→ Exercise instructions: Select the lines below containing the word "Mesh".

→ Excerpted records:
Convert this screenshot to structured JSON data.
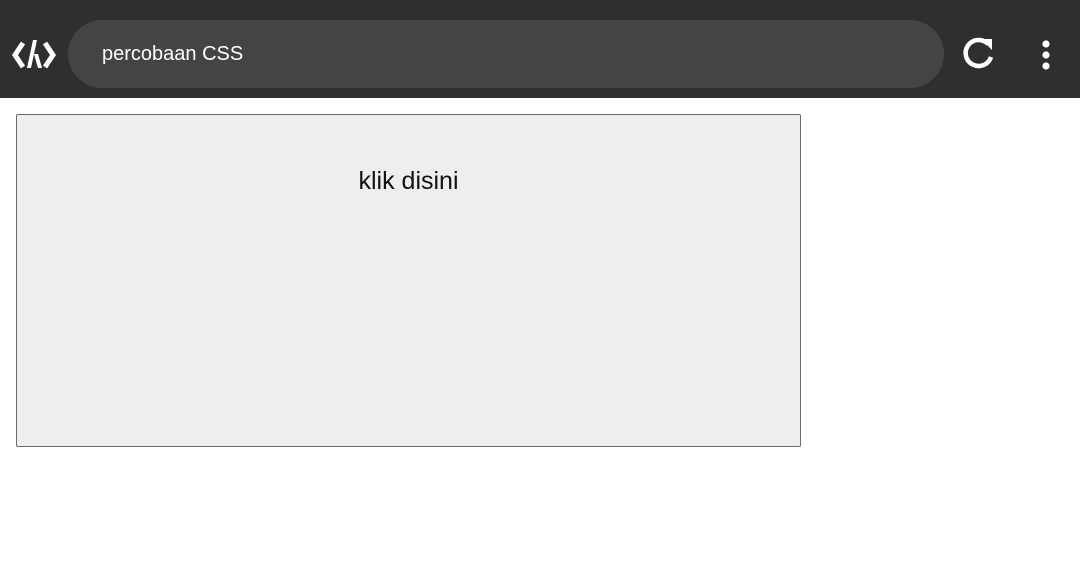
{
  "browser": {
    "logo_icon": "code-brackets-logo-icon",
    "address_text": "percobaan CSS",
    "reload_icon": "reload-icon",
    "menu_icon": "more-vert-icon",
    "toolbar_color": "#2f2f2f",
    "address_bar_color": "#444444"
  },
  "page": {
    "box_label": "klik disini",
    "box_color": "#eeeeee"
  }
}
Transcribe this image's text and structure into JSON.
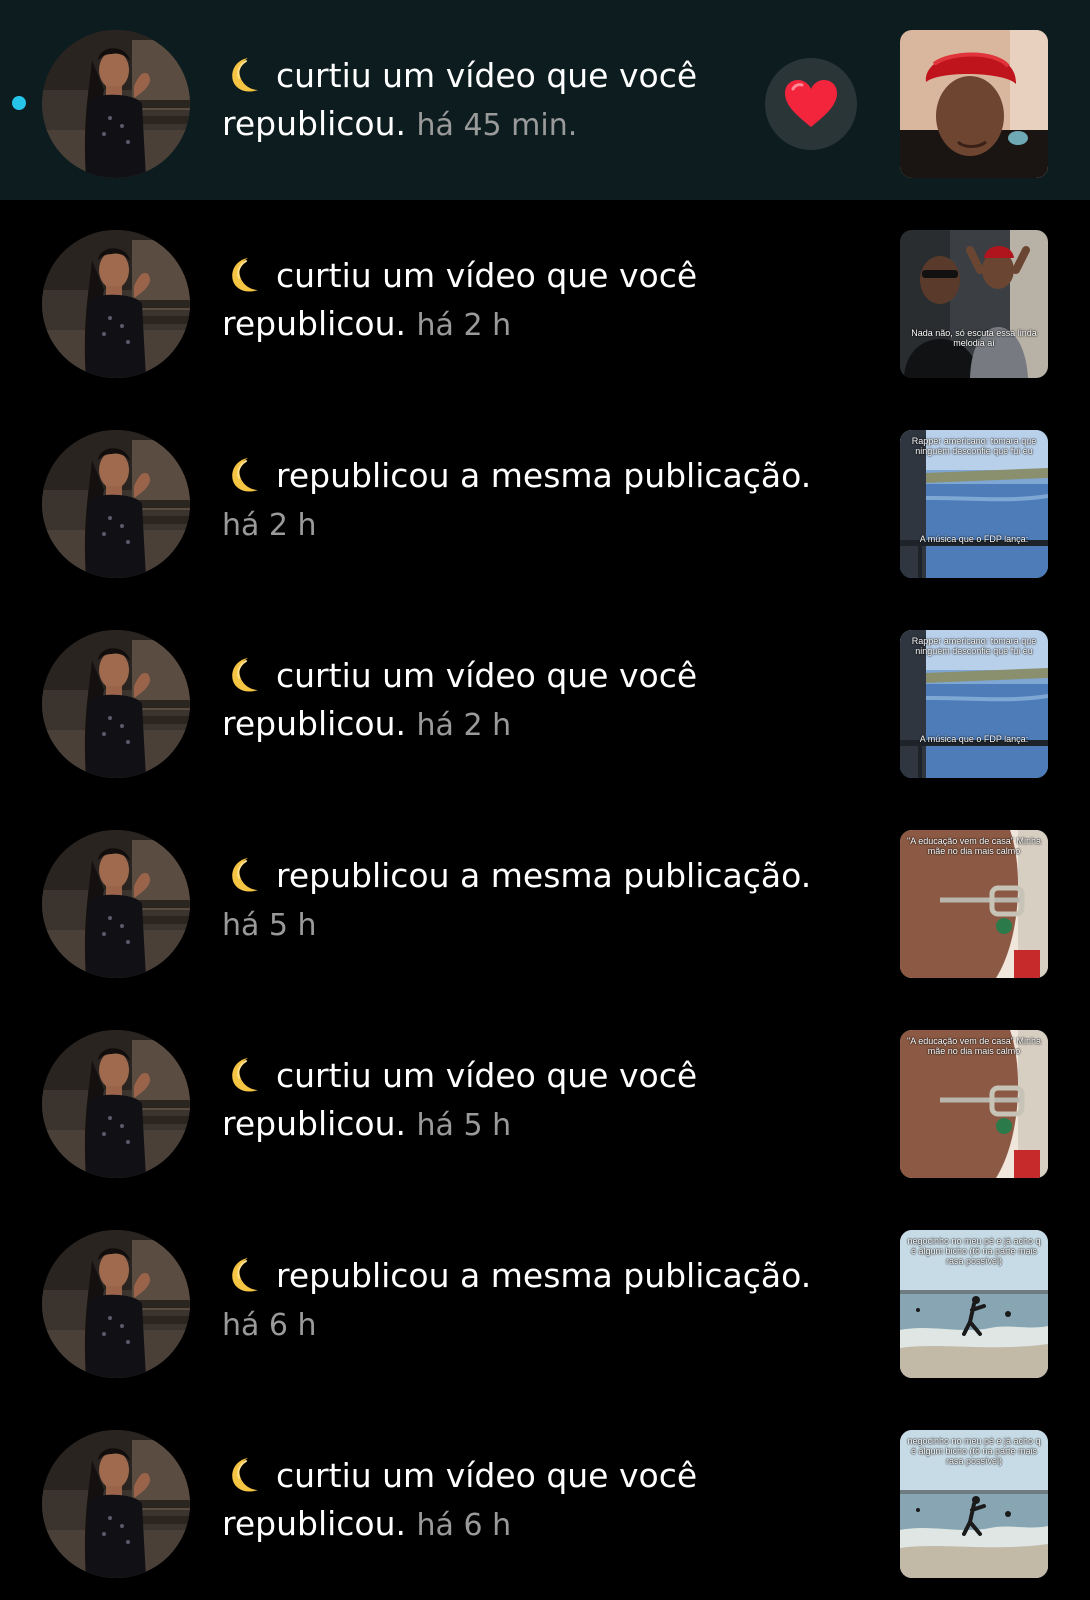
{
  "notifications": [
    {
      "unread": true,
      "action": "curtiu um vídeo que você republicou.",
      "time": "há 45 min.",
      "liked_icon": "heart-icon",
      "thumb": {
        "kind": "portrait-red",
        "caption_top": "",
        "caption_bottom": ""
      }
    },
    {
      "unread": false,
      "action": "curtiu um vídeo que você republicou.",
      "time": "há 2 h",
      "thumb": {
        "kind": "two-men",
        "caption_top": "",
        "caption_bottom": "Nada não, só escuta essa linda melodia aí"
      }
    },
    {
      "unread": false,
      "action": "republicou a mesma publicação.",
      "time": "há 2 h",
      "thumb": {
        "kind": "river",
        "caption_top": "Rapper americano: tomara que ninguém desconfie que fui eu",
        "caption_bottom": "A música que o FDP lança:"
      }
    },
    {
      "unread": false,
      "action": "curtiu um vídeo que você republicou.",
      "time": "há 2 h",
      "thumb": {
        "kind": "river",
        "caption_top": "Rapper americano: tomara que ninguém desconfie que fui eu",
        "caption_bottom": "A música que o FDP lança:"
      }
    },
    {
      "unread": false,
      "action": "republicou a mesma publicação.",
      "time": "há 5 h",
      "thumb": {
        "kind": "glasses",
        "caption_top": "\"A educação vem de casa\" Minha mãe no dia mais calmo",
        "caption_bottom": ""
      }
    },
    {
      "unread": false,
      "action": "curtiu um vídeo que você republicou.",
      "time": "há 5 h",
      "thumb": {
        "kind": "glasses",
        "caption_top": "\"A educação vem de casa\" Minha mãe no dia mais calmo",
        "caption_bottom": ""
      }
    },
    {
      "unread": false,
      "action": "republicou a mesma publicação.",
      "time": "há 6 h",
      "thumb": {
        "kind": "beach",
        "caption_top": "negocinho no meu pé e já acho q é algum bicho (tô na parte mais rasa possível)",
        "caption_bottom": ""
      }
    },
    {
      "unread": false,
      "action": "curtiu um vídeo que você republicou.",
      "time": "há 6 h",
      "thumb": {
        "kind": "beach",
        "caption_top": "negocinho no meu pé e já acho q é algum bicho (tô na parte mais rasa possível)",
        "caption_bottom": ""
      }
    }
  ],
  "icons": {
    "user_emoji": "crescent-moon-icon",
    "like": "heart-icon"
  },
  "colors": {
    "background": "#000000",
    "unread_row": "#0c1c1f",
    "unread_dot": "#25c4e8",
    "time_text": "#9a9a9a",
    "heart": "#f2253d"
  }
}
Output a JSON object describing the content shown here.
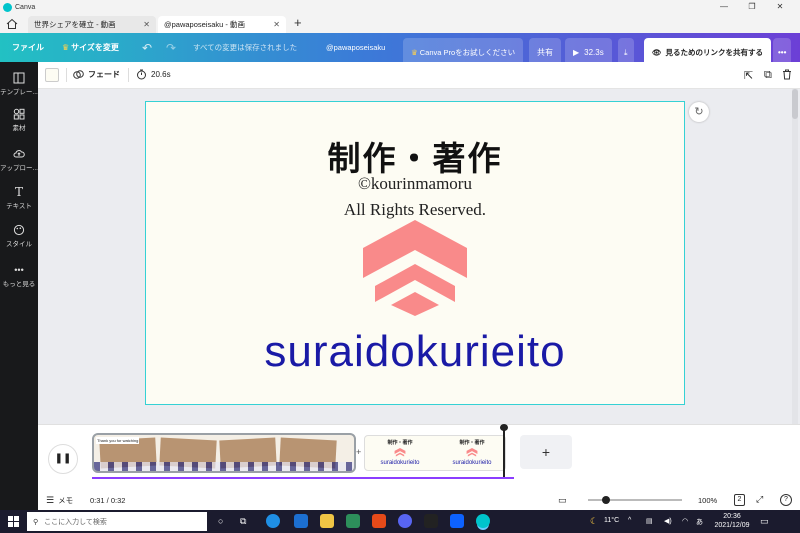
{
  "window": {
    "app_name": "Canva"
  },
  "tabs": [
    {
      "label": "世界シェアを確立 - 動画"
    },
    {
      "label": "@pawaposeisaku - 動画"
    }
  ],
  "toolbar": {
    "file": "ファイル",
    "resize": "サイズを変更",
    "saved_status": "すべての変更は保存されました",
    "project_name": "@pawaposeisaku",
    "try_pro": "Canva Proをお試しください",
    "share": "共有",
    "play_duration": "32.3s",
    "share_link": "見るためのリンクを共有する"
  },
  "sidebar": {
    "items": [
      {
        "label": "テンプレー..."
      },
      {
        "label": "素材"
      },
      {
        "label": "アップロー..."
      },
      {
        "label": "テキスト"
      },
      {
        "label": "スタイル"
      },
      {
        "label": "もっと見る"
      }
    ]
  },
  "editbar": {
    "transition": "フェード",
    "duration": "20.6s"
  },
  "slide": {
    "heading": "制作・著作",
    "copyright": "©kourinmamoru",
    "rights": "All Rights Reserved.",
    "brand": "suraidokurieito"
  },
  "timeline": {
    "thumb_heading": "制作・著作",
    "thumb_brand": "suraidokurieito",
    "thumb_caption": "Thank you for watching"
  },
  "bottombar": {
    "notes": "メモ",
    "time": "0:31 / 0:32",
    "zoom": "100%",
    "page_count": "2"
  },
  "taskbar": {
    "search_placeholder": "ここに入力して検索",
    "temperature": "11°C",
    "ime": "あ",
    "time": "20:36",
    "date": "2021/12/09"
  },
  "colors": {
    "accent": "#8b3dff",
    "brand_blue": "#1a1aa6",
    "logo_pink": "#f98a8a",
    "slide_border": "#35d1d4"
  }
}
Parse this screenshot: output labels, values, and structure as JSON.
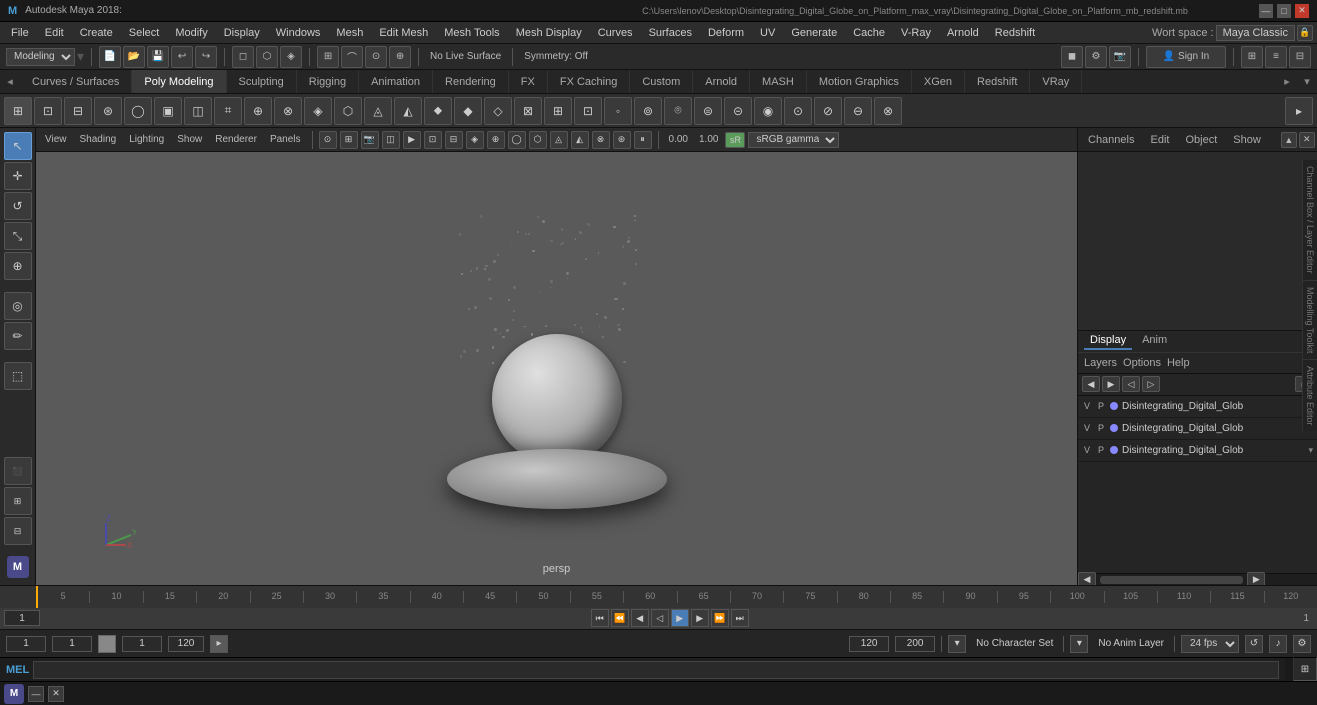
{
  "titlebar": {
    "app": "Autodesk Maya 2018:",
    "filename": "C:\\Users\\lenov\\Desktop\\Disintegrating_Digital_Globe_on_Platform_max_vray\\Disintegrating_Digital_Globe_on_Platform_mb_redshift.mb",
    "close": "✕",
    "minimize": "—",
    "maximize": "□"
  },
  "menubar": {
    "items": [
      "File",
      "Edit",
      "Create",
      "Select",
      "Modify",
      "Display",
      "Windows",
      "Mesh",
      "Edit Mesh",
      "Mesh Tools",
      "Mesh Display",
      "Curves",
      "Surfaces",
      "Deform",
      "UV",
      "Generate",
      "Cache",
      "V-Ray",
      "Arnold",
      "Redshift"
    ]
  },
  "workspace": {
    "label": "Wort space :",
    "value": "Maya Classic"
  },
  "toolbar": {
    "modeling_dropdown": "Modeling",
    "symmetry_off": "Symmetry: Off",
    "no_live_surface": "No Live Surface"
  },
  "tabs": {
    "items": [
      "Curves / Surfaces",
      "Poly Modeling",
      "Sculpting",
      "Rigging",
      "Animation",
      "Rendering",
      "FX",
      "FX Caching",
      "Custom",
      "Arnold",
      "MASH",
      "Motion Graphics",
      "XGen",
      "Redshift",
      "VRay"
    ]
  },
  "viewport": {
    "menu": [
      "View",
      "Shading",
      "Lighting",
      "Show",
      "Renderer",
      "Panels"
    ],
    "camera": "persp",
    "gamma": "sRGB gamma",
    "values": {
      "zero": "0.00",
      "one": "1.00"
    }
  },
  "right_panel": {
    "tabs": [
      "Channels",
      "Edit",
      "Object",
      "Show"
    ],
    "display_tabs": [
      "Display",
      "Anim"
    ],
    "layer_ops": [
      "Layers",
      "Options",
      "Help"
    ],
    "layers": [
      {
        "v": "V",
        "p": "P",
        "color": "#8888ff",
        "name": "Disintegrating_Digital_Glob"
      },
      {
        "v": "V",
        "p": "P",
        "color": "#8888ff",
        "name": "Disintegrating_Digital_Glob"
      },
      {
        "v": "V",
        "p": "P",
        "color": "#8888ff",
        "name": "Disintegrating_Digital_Glob"
      }
    ]
  },
  "timeline": {
    "start": "1",
    "current": "1",
    "range_start": "1",
    "range_start2": "120",
    "range_end": "120",
    "range_end2": "200",
    "fps": "24 fps"
  },
  "bottom_bar": {
    "no_character_set": "No Character Set",
    "no_anim_layer": "No Anim Layer",
    "frame_value": "1",
    "frame_value2": "1",
    "frame_range": "120"
  },
  "commandline": {
    "label": "MEL",
    "placeholder": ""
  },
  "side_labels": {
    "channel_box": "Channel Box / Layer Editor",
    "modeling_toolkit": "Modelling Toolkit",
    "attribute_editor": "Attribute Editor"
  }
}
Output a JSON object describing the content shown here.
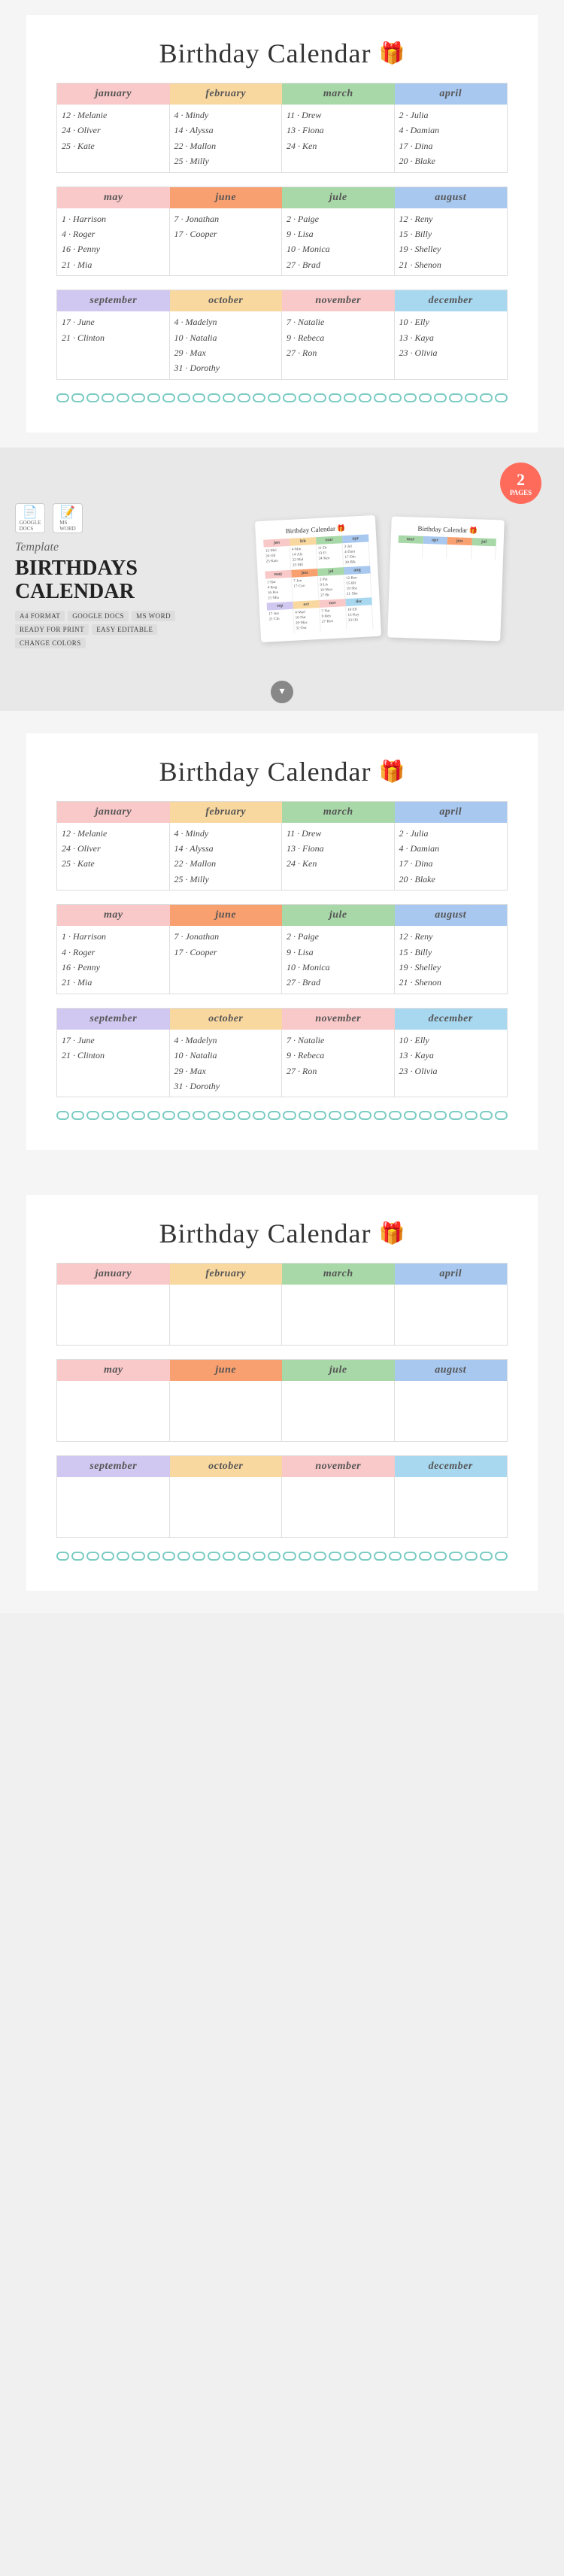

→ Result:
      "Mesh",
      "Edit Mesh",
      "Mesh Tools",
      "Mesh Display",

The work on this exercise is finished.